Records contained in a dataset:
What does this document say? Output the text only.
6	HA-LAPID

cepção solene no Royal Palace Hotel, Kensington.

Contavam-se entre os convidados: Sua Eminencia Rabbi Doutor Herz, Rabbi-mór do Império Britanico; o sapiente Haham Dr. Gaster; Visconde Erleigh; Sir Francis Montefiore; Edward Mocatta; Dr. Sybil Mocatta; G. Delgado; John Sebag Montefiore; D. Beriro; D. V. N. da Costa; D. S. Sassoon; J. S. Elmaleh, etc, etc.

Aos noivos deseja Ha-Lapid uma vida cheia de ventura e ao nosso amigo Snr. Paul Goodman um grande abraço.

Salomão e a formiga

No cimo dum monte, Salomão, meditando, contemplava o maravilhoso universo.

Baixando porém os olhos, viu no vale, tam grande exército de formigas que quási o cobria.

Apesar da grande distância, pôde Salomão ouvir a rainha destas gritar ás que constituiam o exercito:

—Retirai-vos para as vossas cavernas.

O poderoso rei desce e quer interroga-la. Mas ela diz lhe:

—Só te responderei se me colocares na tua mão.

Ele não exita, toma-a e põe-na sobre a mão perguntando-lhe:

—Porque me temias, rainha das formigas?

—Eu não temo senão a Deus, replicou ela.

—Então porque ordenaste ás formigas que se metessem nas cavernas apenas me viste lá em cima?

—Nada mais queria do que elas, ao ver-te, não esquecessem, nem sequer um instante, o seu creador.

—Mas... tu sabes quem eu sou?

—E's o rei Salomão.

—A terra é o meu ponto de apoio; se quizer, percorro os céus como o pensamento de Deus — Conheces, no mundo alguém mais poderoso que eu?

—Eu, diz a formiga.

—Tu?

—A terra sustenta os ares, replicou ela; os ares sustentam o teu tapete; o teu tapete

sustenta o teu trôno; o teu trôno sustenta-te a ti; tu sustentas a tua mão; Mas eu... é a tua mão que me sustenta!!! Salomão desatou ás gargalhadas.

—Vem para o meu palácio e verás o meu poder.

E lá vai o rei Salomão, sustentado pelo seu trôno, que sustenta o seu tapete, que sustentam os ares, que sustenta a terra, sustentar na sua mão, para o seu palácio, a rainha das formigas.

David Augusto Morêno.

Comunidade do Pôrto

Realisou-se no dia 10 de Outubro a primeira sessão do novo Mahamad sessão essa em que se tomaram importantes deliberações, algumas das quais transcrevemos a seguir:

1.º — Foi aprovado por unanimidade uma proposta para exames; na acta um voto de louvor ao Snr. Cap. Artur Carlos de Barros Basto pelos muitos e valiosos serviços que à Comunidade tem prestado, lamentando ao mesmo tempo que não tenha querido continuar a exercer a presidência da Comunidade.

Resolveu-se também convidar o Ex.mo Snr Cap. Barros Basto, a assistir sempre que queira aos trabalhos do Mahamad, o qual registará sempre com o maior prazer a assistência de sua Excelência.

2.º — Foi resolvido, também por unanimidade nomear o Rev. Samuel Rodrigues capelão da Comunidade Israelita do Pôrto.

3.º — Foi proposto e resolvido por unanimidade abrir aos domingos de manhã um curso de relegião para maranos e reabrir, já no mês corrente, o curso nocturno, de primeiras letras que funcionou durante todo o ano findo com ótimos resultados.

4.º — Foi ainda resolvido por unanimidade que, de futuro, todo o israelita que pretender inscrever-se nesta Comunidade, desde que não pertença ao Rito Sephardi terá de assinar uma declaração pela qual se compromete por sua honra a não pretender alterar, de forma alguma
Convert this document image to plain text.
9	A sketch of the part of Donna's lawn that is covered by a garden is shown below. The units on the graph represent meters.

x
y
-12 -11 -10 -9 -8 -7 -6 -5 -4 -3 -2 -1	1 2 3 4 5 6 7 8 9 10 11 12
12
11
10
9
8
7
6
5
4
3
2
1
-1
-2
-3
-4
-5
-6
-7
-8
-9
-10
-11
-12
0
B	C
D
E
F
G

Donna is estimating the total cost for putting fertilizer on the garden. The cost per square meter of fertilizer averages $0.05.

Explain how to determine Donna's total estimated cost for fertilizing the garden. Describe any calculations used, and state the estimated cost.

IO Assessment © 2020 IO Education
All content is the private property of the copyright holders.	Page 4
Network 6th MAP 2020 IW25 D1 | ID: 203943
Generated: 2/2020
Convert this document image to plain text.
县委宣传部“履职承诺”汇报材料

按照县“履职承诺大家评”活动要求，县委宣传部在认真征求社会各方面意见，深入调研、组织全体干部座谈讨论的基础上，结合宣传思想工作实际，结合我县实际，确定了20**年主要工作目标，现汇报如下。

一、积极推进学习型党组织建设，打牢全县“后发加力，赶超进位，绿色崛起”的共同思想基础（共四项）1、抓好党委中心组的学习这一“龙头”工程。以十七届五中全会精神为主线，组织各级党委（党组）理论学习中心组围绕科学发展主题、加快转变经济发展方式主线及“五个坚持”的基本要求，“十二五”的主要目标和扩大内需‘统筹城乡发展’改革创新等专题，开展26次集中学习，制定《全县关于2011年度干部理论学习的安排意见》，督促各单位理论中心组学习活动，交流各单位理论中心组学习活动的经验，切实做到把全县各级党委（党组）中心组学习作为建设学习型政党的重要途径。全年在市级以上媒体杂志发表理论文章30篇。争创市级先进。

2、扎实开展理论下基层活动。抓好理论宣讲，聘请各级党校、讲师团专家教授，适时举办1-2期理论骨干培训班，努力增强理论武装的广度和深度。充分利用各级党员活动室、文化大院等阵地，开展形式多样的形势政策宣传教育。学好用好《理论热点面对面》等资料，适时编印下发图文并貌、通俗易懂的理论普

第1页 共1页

### Your goal
Go through the records above and retype each one exactly.

### Solution to the problem
What does this document say? Output the text only.
6	HA-LAPID

cepção solene no Royal Palace Hotel, Kensington.

Contavam-se entre os convidados: Sua Eminencia Rabbi Doutor Herz, Rabbi-mór do Império Britanico; o sapiente Haham Dr. Gaster; Visconde Erleigh; Sir Francis Montefiore; Edward Mocatta; Dr. Sybil Mocatta; G. Delgado; John Sebag Montefiore; D. Beriro; D. V. N. da Costa; D. S. Sassoon; J. S. Elmaleh, etc, etc.

Aos noivos deseja Ha-Lapid uma vida cheia de ventura e ao nosso amigo Snr. Paul Goodman um grande abraço.

Salomão e a formiga

No cimo dum monte, Salomão, meditando, contemplava o maravilhoso universo.

Baixando porém os olhos, viu no vale, tam grande exército de formigas que quási o cobria.

Apesar da grande distância, pôde Salomão ouvir a rainha destas gritar ás que constituiam o exercito:

—Retirai-vos para as vossas cavernas.

O poderoso rei desce e quer interroga-la. Mas ela diz lhe:

—Só te responderei se me colocares na tua mão.

Ele não exita, toma-a e põe-na sobre a mão perguntando-lhe:

—Porque me temias, rainha das formigas?

—Eu não temo senão a Deus, replicou ela.

—Então porque ordenaste ás formigas que se metessem nas cavernas apenas me viste lá em cima?

—Nada mais queria do que elas, ao ver-te, não esquecessem, nem sequer um instante, o seu creador.

—Mas... tu sabes quem eu sou?

—E's o rei Salomão.

—A terra é o meu ponto de apoio; se quizer, percorro os céus como o pensamento de Deus — Conheces, no mundo alguém mais poderoso que eu?

—Eu, diz a formiga.

—Tu?

—A terra sustenta os ares, replicou ela; os ares sustentam o teu tapete; o teu tapete

sustenta o teu trôno; o teu trôno sustenta-te a ti; tu sustentas a tua mão; Mas eu... é a tua mão que me sustenta!!! Salomão desatou ás gargalhadas.

—Vem para o meu palácio e verás o meu poder.

E lá vai o rei Salomão, sustentado pelo seu trôno, que sustenta o seu tapete, que sustentam os ares, que sustenta a terra, sustentar na sua mão, para o seu palácio, a rainha das formigas.

David Augusto Morêno.

Comunidade do Pôrto

Realisou-se no dia 10 de Outubro a primeira sessão do novo Mahamad sessão essa em que se tomaram importantes deliberações, algumas das quais transcrevemos a seguir:

1.º — Foi aprovado por unanimidade uma proposta para exames; na acta um voto de louvor ao Snr. Cap. Artur Carlos de Barros Basto pelos muitos e valiosos serviços que à Comunidade tem prestado, lamentando ao mesmo tempo que não tenha querido continuar a exercer a presidência da Comunidade.

Resolveu-se também convidar o Ex.mo Snr Cap. Barros Basto, a assistir sempre que queira aos trabalhos do Mahamad, o qual registará sempre com o maior prazer a assistência de sua Excelência.

2.º — Foi resolvido, também por unanimidade nomear o Rev. Samuel Rodrigues capelão da Comunidade Israelita do Pôrto.

3.º — Foi proposto e resolvido por unanimidade abrir aos domingos de manhã um curso de relegião para maranos e reabrir, já no mês corrente, o curso nocturno, de primeiras letras que funcionou durante todo o ano findo com ótimos resultados.

4.º — Foi ainda resolvido por unanimidade que, de futuro, todo o israelita que pretender inscrever-se nesta Comunidade, desde que não pertença ao Rito Sephardi terá de assinar uma declaração pela qual se compromete por sua honra a não pretender alterar, de forma alguma
Convert this document image to plain text.
9	A sketch of the part of Donna's lawn that is covered by a garden is shown below. The units on the graph represent meters.

x
y
-12 -11 -10 -9 -8 -7 -6 -5 -4 -3 -2 -1	1 2 3 4 5 6 7 8 9 10 11 12
12
11
10
9
8
7
6
5
4
3
2
1
-1
-2
-3
-4
-5
-6
-7
-8
-9
-10
-11
-12
0
B	C
D
E
F
G

Donna is estimating the total cost for putting fertilizer on the garden. The cost per square meter of fertilizer averages $0.05.

Explain how to determine Donna's total estimated cost for fertilizing the garden. Describe any calculations used, and state the estimated cost.

IO Assessment © 2020 IO Education
All content is the private property of the copyright holders.	Page 4
Network 6th MAP 2020 IW25 D1 | ID: 203943
Generated: 2/2020
Convert this document image to plain text.
县委宣传部“履职承诺”汇报材料

按照县“履职承诺大家评”活动要求，县委宣传部在认真征求社会各方面意见，深入调研、组织全体干部座谈讨论的基础上，结合宣传思想工作实际，结合我县实际，确定了20**年主要工作目标，现汇报如下。

一、积极推进学习型党组织建设，打牢全县“后发加力，赶超进位，绿色崛起”的共同思想基础（共四项）1、抓好党委中心组的学习这一“龙头”工程。以十七届五中全会精神为主线，组织各级党委（党组）理论学习中心组围绕科学发展主题、加快转变经济发展方式主线及“五个坚持”的基本要求，“十二五”的主要目标和扩大内需‘统筹城乡发展’改革创新等专题，开展26次集中学习，制定《全县关于2011年度干部理论学习的安排意见》，督促各单位理论中心组学习活动，交流各单位理论中心组学习活动的经验，切实做到把全县各级党委（党组）中心组学习作为建设学习型政党的重要途径。全年在市级以上媒体杂志发表理论文章30篇。争创市级先进。

2、扎实开展理论下基层活动。抓好理论宣讲，聘请各级党校、讲师团专家教授，适时举办1-2期理论骨干培训班，努力增强理论武装的广度和深度。充分利用各级党员活动室、文化大院等阵地，开展形式多样的形势政策宣传教育。学好用好《理论热点面对面》等资料，适时编印下发图文并貌、通俗易懂的理论普

第1页 共1页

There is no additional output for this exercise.